Extract the lines that hold the string "structured".

start Data extract

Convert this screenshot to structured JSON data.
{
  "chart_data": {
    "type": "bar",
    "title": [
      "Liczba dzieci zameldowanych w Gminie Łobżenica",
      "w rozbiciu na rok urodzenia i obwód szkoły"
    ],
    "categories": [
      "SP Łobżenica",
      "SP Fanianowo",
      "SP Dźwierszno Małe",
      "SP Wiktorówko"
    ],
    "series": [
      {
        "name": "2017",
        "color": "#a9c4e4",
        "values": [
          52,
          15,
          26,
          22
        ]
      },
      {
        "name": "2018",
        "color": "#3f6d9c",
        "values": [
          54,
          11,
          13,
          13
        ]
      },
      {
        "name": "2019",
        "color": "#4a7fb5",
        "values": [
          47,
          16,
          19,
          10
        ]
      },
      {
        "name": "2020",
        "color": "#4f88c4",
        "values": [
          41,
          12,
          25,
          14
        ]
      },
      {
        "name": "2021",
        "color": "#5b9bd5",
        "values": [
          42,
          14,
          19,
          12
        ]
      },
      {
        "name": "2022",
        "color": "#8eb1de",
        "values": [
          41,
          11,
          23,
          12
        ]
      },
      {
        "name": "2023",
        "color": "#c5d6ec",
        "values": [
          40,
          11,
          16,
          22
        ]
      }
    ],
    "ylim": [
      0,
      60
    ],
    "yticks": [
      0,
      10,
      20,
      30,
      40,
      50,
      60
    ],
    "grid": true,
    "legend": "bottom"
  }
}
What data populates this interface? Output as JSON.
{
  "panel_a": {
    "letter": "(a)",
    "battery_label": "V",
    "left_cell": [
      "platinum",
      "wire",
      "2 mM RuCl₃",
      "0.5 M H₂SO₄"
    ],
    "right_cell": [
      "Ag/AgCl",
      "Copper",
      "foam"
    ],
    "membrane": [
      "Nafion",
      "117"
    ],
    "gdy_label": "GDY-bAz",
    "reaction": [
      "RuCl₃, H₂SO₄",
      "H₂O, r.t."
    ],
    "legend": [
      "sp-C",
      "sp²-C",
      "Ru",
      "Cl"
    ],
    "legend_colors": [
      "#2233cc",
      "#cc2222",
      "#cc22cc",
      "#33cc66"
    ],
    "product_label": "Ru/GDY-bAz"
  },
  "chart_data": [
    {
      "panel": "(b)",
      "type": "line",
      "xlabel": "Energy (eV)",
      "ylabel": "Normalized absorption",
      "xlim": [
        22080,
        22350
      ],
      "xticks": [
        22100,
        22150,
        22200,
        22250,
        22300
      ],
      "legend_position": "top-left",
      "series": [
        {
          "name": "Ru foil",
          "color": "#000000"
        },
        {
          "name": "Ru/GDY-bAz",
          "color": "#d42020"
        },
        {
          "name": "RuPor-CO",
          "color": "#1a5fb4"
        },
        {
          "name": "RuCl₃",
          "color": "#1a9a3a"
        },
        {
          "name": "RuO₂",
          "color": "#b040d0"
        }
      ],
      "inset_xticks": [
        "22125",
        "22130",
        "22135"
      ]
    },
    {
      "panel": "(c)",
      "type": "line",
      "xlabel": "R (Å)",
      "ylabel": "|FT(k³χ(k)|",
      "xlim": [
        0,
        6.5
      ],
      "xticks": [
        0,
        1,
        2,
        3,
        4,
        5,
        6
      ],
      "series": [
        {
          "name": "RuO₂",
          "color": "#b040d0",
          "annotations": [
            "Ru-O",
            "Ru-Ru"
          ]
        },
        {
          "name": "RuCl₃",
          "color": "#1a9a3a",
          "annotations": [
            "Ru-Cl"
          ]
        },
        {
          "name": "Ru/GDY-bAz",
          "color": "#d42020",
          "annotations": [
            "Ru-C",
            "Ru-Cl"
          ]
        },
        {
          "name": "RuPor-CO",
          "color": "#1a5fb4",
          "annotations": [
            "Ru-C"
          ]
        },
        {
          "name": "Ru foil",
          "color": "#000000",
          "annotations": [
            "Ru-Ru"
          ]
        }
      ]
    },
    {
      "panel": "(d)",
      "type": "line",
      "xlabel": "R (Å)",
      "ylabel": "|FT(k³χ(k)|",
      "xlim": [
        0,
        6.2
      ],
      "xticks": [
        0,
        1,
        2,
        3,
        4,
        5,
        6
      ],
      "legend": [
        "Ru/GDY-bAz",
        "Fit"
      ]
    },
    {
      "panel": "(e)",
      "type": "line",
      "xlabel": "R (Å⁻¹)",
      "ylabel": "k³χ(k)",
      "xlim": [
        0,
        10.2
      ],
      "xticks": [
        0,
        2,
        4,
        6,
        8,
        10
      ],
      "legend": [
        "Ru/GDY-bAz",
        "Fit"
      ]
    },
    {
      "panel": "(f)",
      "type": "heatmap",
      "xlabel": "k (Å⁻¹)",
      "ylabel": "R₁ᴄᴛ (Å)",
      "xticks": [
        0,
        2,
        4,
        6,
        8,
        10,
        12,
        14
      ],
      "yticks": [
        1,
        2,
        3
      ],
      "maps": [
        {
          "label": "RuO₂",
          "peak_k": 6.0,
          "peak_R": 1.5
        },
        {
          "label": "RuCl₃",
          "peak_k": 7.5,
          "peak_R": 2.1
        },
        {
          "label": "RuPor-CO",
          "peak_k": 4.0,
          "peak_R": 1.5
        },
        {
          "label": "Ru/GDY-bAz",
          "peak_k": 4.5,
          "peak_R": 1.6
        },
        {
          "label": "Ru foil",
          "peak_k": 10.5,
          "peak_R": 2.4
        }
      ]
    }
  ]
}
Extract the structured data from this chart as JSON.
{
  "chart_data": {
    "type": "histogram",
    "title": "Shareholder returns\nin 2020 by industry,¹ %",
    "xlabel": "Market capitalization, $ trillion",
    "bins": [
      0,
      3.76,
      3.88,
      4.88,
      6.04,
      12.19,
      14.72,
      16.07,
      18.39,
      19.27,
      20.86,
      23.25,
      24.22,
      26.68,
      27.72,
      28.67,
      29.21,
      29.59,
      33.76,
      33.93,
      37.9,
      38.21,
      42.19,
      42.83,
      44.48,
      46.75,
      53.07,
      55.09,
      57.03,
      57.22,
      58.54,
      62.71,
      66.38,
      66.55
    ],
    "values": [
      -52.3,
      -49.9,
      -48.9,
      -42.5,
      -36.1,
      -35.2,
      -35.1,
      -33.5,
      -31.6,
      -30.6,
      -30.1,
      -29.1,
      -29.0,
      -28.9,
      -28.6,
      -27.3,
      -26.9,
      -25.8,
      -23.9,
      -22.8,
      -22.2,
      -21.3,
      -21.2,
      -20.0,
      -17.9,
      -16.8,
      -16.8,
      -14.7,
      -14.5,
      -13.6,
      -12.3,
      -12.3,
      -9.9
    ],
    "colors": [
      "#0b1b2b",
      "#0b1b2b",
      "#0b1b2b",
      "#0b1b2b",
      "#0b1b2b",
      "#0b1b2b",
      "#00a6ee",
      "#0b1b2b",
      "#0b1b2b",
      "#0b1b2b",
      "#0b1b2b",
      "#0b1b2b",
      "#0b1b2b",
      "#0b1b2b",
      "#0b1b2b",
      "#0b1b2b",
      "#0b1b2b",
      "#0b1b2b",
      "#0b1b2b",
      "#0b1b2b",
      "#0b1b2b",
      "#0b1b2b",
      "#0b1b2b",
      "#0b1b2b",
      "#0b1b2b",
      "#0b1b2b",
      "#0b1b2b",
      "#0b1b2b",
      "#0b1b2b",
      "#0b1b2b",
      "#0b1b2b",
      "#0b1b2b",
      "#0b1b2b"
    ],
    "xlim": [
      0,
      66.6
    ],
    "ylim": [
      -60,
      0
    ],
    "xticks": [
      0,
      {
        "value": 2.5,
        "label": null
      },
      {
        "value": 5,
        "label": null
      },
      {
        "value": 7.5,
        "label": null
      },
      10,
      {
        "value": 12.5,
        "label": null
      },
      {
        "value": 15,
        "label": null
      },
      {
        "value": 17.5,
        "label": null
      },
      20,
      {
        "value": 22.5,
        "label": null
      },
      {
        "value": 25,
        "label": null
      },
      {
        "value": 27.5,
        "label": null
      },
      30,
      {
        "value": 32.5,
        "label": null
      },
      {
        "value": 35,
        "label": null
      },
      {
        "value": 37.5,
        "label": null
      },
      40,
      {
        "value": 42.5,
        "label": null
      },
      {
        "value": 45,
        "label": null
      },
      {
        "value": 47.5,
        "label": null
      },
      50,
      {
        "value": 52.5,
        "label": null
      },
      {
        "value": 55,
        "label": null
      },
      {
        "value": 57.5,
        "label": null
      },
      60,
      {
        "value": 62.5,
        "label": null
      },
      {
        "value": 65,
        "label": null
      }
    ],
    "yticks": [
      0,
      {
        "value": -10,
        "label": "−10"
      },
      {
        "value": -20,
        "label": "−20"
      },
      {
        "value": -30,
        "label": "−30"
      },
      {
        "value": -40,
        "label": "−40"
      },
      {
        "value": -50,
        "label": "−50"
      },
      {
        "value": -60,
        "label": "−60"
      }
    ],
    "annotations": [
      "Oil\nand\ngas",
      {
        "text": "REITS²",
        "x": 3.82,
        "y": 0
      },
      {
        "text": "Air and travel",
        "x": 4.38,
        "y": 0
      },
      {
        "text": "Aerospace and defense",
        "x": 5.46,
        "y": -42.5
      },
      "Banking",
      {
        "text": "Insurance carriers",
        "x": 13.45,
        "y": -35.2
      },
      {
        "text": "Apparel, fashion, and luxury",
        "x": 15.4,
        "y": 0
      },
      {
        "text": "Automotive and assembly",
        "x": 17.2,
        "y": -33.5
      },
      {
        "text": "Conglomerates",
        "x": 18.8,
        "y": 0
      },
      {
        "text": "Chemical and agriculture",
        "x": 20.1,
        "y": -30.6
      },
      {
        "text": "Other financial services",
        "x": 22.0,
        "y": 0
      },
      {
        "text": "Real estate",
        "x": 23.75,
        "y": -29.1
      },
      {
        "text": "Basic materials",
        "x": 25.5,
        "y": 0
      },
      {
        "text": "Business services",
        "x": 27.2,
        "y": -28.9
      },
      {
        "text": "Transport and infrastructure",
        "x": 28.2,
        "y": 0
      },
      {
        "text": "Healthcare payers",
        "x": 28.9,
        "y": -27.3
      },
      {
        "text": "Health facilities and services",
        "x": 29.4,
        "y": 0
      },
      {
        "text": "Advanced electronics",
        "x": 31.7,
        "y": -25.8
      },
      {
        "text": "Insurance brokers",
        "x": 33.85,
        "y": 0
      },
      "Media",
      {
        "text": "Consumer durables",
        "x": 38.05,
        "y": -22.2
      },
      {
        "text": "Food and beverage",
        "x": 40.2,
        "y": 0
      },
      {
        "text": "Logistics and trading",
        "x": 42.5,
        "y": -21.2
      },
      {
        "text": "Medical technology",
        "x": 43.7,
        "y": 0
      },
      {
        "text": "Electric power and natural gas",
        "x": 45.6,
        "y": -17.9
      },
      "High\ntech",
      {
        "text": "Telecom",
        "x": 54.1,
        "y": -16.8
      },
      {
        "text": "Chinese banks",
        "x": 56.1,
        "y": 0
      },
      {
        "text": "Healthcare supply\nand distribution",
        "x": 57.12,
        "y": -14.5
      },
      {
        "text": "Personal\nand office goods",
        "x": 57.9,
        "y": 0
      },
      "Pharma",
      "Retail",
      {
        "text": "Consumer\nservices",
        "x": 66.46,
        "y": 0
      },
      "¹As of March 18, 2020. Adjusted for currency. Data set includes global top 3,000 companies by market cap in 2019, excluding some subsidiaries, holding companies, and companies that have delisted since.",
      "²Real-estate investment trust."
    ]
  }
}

end Data extract

Exercise output.
Convert this screenshot to structured JSON data.
Extract the structured data from this chart as JSON.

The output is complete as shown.